Required task: List every step that the examination question below says Benti Ltd. or its management has already completed.

Supplied text:

════════════════

Jun 2026 Examination

 

 

 

Q1. Benti Ltd., a mid-sized technology company, recently conducted an employee engagement survey and analyzed key productivity metrics across departments, including sales and engineering. The management calculated a Pearson correlation coefficient of 0.75, indicating a strong positive relationship between engagement and productivity. While the sales department, with high engagement, exceeded targets, engineering with lower engagement fell behind. The leadership is now seeking to implement new human resource initiatives, but wants to ensure these strategies are grounded in robust statistical analysis. Apply the concept of correlation analysis, specifically Pearson’s coefficient, to recommend how Benti Ltd. can use ongoing survey and productivity data to monitor and enhance the effectiveness of HR initiatives aimed at boosting engagement and productivity. How should the company integrate analytics into its decision-making process to drive sustainable improvements? (10 Marks)

════════════════

Data section:
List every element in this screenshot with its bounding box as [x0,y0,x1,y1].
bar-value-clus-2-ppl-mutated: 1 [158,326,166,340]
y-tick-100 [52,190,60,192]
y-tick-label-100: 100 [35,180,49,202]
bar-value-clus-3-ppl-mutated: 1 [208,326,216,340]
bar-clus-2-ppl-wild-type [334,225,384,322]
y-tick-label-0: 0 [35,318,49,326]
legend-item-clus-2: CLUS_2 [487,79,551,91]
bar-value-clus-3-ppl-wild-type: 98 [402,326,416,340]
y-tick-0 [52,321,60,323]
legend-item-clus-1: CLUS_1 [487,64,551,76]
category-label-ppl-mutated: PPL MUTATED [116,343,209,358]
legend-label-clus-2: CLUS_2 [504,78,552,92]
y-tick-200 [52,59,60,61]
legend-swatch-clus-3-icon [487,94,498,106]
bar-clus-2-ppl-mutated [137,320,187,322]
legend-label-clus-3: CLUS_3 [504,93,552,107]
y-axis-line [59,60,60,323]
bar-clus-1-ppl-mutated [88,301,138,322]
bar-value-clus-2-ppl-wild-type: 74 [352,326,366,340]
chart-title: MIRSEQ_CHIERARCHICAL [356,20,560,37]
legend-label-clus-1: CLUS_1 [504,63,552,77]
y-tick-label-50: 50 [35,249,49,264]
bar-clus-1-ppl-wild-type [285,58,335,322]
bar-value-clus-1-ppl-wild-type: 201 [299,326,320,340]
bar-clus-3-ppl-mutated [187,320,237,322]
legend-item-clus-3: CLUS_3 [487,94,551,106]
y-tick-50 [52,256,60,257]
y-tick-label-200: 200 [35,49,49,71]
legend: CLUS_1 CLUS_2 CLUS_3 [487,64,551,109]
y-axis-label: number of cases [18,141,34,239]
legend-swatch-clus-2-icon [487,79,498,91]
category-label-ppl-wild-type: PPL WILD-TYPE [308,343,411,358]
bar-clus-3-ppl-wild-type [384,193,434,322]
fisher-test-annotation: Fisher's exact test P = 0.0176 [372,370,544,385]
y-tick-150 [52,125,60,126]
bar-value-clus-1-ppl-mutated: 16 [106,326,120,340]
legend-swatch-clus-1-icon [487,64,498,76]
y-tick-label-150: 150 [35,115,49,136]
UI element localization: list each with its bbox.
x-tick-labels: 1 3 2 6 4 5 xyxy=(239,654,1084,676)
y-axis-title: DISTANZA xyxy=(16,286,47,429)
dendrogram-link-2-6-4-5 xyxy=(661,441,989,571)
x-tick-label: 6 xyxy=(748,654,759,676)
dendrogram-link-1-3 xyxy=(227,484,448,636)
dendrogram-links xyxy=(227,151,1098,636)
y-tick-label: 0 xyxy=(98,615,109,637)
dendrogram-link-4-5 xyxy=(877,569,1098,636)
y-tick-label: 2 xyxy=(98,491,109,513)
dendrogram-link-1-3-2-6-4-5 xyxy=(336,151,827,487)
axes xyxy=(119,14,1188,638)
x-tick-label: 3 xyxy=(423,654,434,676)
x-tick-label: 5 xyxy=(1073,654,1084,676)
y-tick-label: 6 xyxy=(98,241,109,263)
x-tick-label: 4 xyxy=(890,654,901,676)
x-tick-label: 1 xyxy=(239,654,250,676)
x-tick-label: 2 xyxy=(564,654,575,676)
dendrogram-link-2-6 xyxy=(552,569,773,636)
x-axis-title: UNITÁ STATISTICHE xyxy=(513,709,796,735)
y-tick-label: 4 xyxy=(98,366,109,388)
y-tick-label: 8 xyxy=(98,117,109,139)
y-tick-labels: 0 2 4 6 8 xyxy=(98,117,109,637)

════════════════

Answer to this task:
- Conducted an employee engagement survey
- Analyzed key productivity metrics across departments, including sales and engineering
- Calculated a Pearson correlation coefficient of 0.75